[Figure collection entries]
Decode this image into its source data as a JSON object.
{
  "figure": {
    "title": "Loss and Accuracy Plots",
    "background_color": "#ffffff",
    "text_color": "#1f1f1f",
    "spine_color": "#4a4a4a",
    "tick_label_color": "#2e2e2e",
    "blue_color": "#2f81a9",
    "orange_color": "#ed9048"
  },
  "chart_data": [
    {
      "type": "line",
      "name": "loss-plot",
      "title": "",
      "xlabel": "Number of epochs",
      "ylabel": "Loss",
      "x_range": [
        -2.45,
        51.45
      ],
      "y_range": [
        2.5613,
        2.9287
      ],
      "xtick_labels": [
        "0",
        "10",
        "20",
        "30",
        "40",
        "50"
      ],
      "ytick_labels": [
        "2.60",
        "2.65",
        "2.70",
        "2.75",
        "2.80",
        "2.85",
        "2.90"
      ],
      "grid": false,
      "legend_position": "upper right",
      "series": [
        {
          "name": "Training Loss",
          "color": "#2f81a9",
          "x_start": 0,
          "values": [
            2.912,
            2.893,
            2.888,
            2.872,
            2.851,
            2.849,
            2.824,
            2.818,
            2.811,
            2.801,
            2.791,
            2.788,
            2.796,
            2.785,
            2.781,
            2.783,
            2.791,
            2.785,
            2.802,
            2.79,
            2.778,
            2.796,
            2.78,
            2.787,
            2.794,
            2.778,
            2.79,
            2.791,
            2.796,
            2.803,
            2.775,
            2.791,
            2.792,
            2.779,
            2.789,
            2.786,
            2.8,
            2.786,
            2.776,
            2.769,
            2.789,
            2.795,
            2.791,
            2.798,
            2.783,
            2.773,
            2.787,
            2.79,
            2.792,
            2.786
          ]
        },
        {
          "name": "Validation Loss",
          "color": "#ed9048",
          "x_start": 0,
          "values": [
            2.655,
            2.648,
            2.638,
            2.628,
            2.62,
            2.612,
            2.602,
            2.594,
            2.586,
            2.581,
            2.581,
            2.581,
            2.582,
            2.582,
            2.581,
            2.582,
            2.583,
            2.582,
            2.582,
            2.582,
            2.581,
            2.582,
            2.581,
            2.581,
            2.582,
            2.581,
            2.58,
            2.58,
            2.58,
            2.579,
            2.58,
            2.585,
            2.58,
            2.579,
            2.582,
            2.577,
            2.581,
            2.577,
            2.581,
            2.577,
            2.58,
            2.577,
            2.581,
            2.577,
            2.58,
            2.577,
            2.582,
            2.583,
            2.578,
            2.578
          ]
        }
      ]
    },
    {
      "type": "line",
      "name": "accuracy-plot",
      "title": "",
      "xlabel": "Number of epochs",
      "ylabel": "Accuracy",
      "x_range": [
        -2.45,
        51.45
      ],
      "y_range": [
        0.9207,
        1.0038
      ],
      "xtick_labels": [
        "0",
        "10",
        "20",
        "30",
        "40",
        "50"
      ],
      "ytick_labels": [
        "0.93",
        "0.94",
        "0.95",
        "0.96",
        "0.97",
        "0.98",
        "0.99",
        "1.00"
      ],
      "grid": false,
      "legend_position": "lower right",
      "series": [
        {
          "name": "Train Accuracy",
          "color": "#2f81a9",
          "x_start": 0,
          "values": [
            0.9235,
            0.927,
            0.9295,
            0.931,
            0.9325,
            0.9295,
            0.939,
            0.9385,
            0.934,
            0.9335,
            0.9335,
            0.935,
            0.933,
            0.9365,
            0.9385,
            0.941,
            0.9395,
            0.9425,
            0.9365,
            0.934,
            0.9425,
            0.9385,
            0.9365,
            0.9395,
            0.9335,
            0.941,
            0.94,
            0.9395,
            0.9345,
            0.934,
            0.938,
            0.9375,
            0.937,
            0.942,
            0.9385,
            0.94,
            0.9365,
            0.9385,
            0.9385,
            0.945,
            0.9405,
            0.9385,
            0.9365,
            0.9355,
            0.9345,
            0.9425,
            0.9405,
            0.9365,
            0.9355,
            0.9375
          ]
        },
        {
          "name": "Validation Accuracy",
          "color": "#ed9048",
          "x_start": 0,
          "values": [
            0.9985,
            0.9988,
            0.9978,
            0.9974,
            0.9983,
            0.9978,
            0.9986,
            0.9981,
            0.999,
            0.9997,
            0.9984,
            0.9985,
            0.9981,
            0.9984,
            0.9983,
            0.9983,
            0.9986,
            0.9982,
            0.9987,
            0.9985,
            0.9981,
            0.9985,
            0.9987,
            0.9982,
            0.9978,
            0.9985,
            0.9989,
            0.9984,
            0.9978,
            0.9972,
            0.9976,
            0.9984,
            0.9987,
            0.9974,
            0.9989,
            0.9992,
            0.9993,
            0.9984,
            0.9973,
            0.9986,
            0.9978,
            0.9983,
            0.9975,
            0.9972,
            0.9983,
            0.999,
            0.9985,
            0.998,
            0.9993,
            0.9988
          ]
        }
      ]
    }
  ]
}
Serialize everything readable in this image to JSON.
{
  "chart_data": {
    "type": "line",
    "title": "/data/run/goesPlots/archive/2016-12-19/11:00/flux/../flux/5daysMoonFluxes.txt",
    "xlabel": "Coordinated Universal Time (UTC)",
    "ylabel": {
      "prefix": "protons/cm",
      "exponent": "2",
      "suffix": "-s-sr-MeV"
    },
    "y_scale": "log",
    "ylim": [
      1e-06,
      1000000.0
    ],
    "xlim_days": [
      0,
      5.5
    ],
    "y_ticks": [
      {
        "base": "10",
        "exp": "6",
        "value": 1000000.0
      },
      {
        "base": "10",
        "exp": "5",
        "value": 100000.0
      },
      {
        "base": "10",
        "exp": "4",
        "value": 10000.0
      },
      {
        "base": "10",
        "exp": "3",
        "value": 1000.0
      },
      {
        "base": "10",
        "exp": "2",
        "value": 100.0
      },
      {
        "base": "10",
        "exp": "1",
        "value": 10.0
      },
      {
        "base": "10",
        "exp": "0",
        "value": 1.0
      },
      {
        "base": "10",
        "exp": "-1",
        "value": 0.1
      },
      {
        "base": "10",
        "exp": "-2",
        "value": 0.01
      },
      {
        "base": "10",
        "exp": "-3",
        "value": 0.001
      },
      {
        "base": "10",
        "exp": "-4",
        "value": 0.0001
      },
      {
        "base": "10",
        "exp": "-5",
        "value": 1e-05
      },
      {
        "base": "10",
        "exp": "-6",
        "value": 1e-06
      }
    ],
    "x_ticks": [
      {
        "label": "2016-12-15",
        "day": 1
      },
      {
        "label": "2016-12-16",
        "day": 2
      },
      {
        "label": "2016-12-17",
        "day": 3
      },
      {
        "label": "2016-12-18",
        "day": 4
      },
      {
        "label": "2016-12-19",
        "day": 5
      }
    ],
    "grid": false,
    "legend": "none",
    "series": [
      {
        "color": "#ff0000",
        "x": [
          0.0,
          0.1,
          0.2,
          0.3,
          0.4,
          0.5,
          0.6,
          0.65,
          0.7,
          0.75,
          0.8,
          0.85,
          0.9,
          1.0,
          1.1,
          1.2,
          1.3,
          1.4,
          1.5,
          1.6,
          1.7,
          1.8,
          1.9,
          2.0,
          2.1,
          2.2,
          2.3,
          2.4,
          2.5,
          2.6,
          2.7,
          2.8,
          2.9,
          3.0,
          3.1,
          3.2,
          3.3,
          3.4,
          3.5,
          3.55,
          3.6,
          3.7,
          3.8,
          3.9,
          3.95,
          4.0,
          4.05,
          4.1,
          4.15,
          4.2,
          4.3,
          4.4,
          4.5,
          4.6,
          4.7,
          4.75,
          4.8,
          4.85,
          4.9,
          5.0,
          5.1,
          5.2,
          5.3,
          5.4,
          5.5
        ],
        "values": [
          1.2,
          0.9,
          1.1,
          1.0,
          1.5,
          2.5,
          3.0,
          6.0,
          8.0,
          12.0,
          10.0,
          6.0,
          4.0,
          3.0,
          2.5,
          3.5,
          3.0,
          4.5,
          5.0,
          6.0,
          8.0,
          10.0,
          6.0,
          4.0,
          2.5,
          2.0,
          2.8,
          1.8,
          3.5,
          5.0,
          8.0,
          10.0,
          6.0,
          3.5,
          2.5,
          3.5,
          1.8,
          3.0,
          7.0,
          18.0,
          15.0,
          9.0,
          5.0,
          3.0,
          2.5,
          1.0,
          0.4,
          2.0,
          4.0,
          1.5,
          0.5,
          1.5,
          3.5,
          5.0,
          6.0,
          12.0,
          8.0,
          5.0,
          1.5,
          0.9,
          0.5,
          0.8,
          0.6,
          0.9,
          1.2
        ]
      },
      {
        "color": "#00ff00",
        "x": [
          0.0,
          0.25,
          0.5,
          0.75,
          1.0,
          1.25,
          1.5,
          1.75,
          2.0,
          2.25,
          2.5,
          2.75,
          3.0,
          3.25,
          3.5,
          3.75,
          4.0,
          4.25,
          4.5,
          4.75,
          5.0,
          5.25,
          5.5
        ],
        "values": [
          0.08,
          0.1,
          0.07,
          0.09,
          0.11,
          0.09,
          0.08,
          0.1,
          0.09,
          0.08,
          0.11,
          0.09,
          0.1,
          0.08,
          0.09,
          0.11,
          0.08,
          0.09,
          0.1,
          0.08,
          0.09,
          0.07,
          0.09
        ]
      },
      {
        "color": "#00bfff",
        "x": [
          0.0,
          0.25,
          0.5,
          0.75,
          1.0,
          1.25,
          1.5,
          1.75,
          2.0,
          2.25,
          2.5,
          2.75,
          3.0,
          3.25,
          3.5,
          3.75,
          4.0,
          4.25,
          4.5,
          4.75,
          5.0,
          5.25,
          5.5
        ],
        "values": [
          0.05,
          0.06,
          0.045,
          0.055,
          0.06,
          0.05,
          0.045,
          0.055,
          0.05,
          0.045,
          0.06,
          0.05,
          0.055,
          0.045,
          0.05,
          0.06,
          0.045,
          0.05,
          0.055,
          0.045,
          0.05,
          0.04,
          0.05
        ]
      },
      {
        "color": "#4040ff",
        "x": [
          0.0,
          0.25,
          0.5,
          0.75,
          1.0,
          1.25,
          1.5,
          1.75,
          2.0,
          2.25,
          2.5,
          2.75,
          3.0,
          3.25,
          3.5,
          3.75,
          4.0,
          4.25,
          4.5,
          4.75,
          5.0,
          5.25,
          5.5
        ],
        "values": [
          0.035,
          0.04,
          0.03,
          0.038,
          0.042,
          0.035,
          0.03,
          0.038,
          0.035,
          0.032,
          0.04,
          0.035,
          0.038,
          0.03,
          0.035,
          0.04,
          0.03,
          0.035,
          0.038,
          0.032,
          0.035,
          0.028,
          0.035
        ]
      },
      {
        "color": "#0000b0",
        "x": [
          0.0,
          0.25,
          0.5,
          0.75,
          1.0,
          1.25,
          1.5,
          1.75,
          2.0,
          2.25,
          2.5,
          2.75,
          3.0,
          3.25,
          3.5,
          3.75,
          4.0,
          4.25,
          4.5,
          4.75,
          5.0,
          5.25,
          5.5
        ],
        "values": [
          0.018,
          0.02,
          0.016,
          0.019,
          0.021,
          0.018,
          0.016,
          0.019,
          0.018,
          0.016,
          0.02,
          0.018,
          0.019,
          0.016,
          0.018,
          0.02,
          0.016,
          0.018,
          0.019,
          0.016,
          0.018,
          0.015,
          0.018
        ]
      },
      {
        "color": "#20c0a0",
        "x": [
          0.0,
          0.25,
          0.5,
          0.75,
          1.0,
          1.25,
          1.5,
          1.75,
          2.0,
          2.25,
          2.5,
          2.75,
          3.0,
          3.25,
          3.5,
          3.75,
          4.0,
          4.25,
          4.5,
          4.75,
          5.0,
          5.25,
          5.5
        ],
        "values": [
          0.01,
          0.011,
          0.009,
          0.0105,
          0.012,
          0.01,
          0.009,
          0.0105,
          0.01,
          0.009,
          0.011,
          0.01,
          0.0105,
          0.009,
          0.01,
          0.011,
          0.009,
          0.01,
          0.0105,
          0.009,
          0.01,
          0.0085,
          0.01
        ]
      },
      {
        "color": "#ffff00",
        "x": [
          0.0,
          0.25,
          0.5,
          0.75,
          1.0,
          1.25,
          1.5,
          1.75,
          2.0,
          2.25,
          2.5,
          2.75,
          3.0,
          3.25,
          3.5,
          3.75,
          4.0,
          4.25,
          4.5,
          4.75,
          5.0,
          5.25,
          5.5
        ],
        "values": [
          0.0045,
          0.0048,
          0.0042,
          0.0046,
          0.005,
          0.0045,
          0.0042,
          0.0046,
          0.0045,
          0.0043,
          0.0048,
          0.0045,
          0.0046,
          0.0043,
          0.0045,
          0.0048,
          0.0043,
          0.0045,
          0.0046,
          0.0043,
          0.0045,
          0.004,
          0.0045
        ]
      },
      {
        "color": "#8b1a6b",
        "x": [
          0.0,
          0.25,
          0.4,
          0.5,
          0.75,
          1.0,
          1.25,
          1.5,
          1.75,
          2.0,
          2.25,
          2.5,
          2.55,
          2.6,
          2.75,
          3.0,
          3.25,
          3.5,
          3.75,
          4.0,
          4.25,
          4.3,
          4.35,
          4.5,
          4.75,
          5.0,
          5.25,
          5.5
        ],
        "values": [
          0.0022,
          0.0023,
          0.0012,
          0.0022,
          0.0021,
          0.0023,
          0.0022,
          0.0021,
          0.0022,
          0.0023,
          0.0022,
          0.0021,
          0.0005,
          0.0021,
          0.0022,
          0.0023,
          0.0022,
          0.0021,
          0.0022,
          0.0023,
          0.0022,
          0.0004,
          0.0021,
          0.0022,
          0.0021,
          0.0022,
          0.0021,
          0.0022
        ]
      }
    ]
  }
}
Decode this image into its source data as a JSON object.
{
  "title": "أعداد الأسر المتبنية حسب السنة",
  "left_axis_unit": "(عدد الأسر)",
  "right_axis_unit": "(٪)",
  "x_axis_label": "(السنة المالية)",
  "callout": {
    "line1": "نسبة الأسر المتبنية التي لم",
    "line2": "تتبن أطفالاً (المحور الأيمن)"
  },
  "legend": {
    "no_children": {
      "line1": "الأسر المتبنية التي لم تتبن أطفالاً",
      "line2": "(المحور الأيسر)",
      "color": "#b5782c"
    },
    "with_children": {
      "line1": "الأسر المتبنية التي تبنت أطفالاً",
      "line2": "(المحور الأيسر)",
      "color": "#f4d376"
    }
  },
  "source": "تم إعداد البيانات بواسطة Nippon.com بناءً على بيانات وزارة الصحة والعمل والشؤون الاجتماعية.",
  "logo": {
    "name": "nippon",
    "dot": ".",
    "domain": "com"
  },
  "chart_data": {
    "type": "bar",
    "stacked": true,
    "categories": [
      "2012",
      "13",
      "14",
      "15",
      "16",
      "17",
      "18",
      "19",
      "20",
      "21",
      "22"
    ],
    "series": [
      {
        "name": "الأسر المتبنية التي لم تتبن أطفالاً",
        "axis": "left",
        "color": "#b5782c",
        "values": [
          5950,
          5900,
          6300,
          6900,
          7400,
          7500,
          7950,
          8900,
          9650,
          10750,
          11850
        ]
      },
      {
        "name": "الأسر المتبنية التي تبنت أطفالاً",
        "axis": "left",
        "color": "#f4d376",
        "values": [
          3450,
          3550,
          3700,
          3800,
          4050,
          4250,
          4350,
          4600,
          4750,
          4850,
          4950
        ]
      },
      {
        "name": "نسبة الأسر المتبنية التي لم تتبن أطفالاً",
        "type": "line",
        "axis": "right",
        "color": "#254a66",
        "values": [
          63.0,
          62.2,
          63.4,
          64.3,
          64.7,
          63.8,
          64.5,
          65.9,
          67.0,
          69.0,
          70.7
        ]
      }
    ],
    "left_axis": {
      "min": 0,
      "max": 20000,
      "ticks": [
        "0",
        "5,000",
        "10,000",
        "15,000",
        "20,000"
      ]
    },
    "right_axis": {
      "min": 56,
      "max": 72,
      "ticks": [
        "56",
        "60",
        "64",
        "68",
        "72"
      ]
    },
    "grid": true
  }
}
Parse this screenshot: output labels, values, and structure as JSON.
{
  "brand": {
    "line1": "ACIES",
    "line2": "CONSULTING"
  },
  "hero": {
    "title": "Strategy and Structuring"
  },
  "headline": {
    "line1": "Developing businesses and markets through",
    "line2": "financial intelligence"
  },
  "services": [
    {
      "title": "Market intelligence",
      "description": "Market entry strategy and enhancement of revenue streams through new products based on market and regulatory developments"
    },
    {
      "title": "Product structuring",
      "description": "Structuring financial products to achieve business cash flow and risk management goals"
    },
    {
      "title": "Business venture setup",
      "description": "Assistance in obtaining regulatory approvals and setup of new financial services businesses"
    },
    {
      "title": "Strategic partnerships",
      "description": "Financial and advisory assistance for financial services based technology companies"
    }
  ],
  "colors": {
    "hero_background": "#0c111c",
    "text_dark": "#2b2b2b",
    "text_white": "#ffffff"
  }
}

Set exercise: Print the line containing "Parse this screenshot: output" and every line after it to the end of the records above, exactly as written, and nothing else.

Solution to this exercise:
Parse this screenshot: output labels, values, and structure as JSON.
{
  "brand": {
    "line1": "ACIES",
    "line2": "CONSULTING"
  },
  "hero": {
    "title": "Strategy and Structuring"
  },
  "headline": {
    "line1": "Developing businesses and markets through",
    "line2": "financial intelligence"
  },
  "services": [
    {
      "title": "Market intelligence",
      "description": "Market entry strategy and enhancement of revenue streams through new products based on market and regulatory developments"
    },
    {
      "title": "Product structuring",
      "description": "Structuring financial products to achieve business cash flow and risk management goals"
    },
    {
      "title": "Business venture setup",
      "description": "Assistance in obtaining regulatory approvals and setup of new financial services businesses"
    },
    {
      "title": "Strategic partnerships",
      "description": "Financial and advisory assistance for financial services based technology companies"
    }
  ],
  "colors": {
    "hero_background": "#0c111c",
    "text_dark": "#2b2b2b",
    "text_white": "#ffffff"
  }
}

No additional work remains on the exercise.